→ DATA:
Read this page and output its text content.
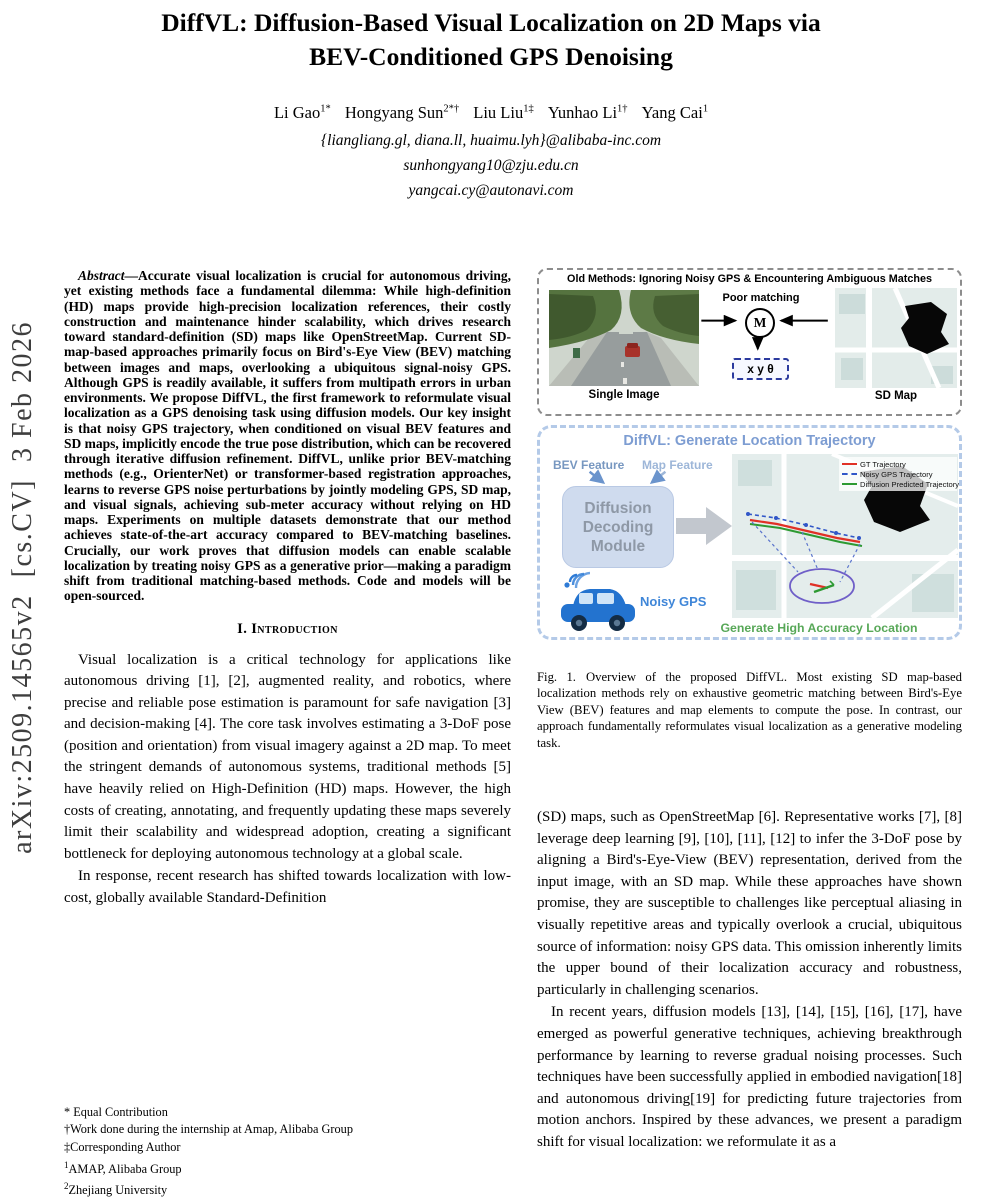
arXiv:2509.14565v2  [cs.CV]  3 Feb 2026
DiffVL: Diffusion-Based Visual Localization on 2D Maps via
BEV-Conditioned GPS Denoising
Li Gao$^{1*}$ Hongyang Sun$^{2*\dagger}$ Liu Liu$^{1\ddagger}$ Yunhao $Li^{1\dagger}$ Yang Cai$^1$
{liangliang.gl, diana.ll, huaimu.lyh}@alibaba-inc.com
sunhongyang10@zju.edu.cn
yangcai.cy@autonavi.com

Abstract—Accurate visual localization is crucial for autonomous driving, yet existing methods face a fundamental dilemma: While high-definition (HD) maps provide high-precision localization references, their costly construction and maintenance hinder scalability, which drives research toward standard-definition (SD) maps like OpenStreetMap. Current SD-map-based approaches primarily focus on Bird's-Eye View (BEV) matching between images and maps, overlooking a ubiquitous signal-noisy GPS. Although GPS is readily available, it suffers from multipath errors in urban environments. We propose DiffVL, the first framework to reformulate visual localization as a GPS denoising task using diffusion models. Our key insight is that noisy GPS trajectory, when conditioned on visual BEV features and SD maps, implicitly encode the true pose distribution, which can be recovered through iterative diffusion refinement. DiffVL, unlike prior BEV-matching methods (e.g., OrienterNet) or transformer-based registration approaches, learns to reverse GPS noise perturbations by jointly modeling GPS, SD map, and visual signals, achieving sub-meter accuracy without relying on HD maps. Experiments on multiple datasets demonstrate that our method achieves state-of-the-art accuracy compared to BEV-matching baselines. Crucially, our work proves that diffusion models can enable scalable localization by treating noisy GPS as a generative prior—making a paradigm shift from traditional matching-based methods. Code and models will be open-sourced.

I. Introduction

Visual localization is a critical technology for applications like autonomous driving [1], [2], augmented reality, and robotics, where precise and reliable pose estimation is paramount for safe navigation [3] and decision-making [4]. The core task involves estimating a 3-DoF pose (position and orientation) from visual imagery against a 2D map. To meet the stringent demands of autonomous systems, traditional methods [5] have heavily relied on High-Definition (HD) maps. However, the high costs of creating, annotating, and frequently updating these maps severely limit their scalability and widespread adoption, creating a significant bottleneck for deploying autonomous technology at a global scale.

In response, recent research has shifted towards localization with low-cost, globally available Standard-Definition

* Equal Contribution
†Work done during the internship at Amap, Alibaba Group
‡Corresponding Author
$^1$AMAP, Alibaba Group
$^2$Zhejiang University
Old Methods: Ignoring Noisy GPS & Encountering Ambiguous Matches
Single Image
Poor matching
M
x y θ
SD Map
DiffVL: Generate Location Trajectory
BEV Feature Map Feature
Diffusion Decoding Module
Noisy GPS
GT Trajectory
Noisy GPS Trajectory
Diffusion Predicted Trajectory
Generate High Accuracy Location

Fig. 1. Overview of the proposed DiffVL. Most existing SD map-based localization methods rely on exhaustive geometric matching between Bird's-Eye View (BEV) features and map elements to compute the pose. In contrast, our approach fundamentally reformulates visual localization as a generative modeling task.

(SD) maps, such as OpenStreetMap [6]. Representative works [7], [8] leverage deep learning [9], [10], [11], [12] to infer the 3-DoF pose by aligning a Bird's-Eye-View (BEV) representation, derived from the input image, with an SD map. While these approaches have shown promise, they are susceptible to challenges like perceptual aliasing in visually repetitive areas and typically overlook a crucial, ubiquitous source of information: noisy GPS data. This omission inherently limits the upper bound of their localization accuracy and robustness, particularly in challenging scenarios.

In recent years, diffusion models [13], [14], [15], [16], [17], have emerged as powerful generative techniques, achieving breakthrough performance by learning to reverse gradual noising processes. Such techniques have been successfully applied in embodied navigation[18] and autonomous driving[19] for predicting future trajectories from motion anchors. Inspired by these advances, we present a paradigm shift for visual localization: we reformulate it as a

→ INSTRUCTION:
Scan the material above for the string "Generate" and return the lines that hold it.

→ WRITTEN RESPONSE:
DiffVL: Generate Location Trajectory
Generate High Accuracy Location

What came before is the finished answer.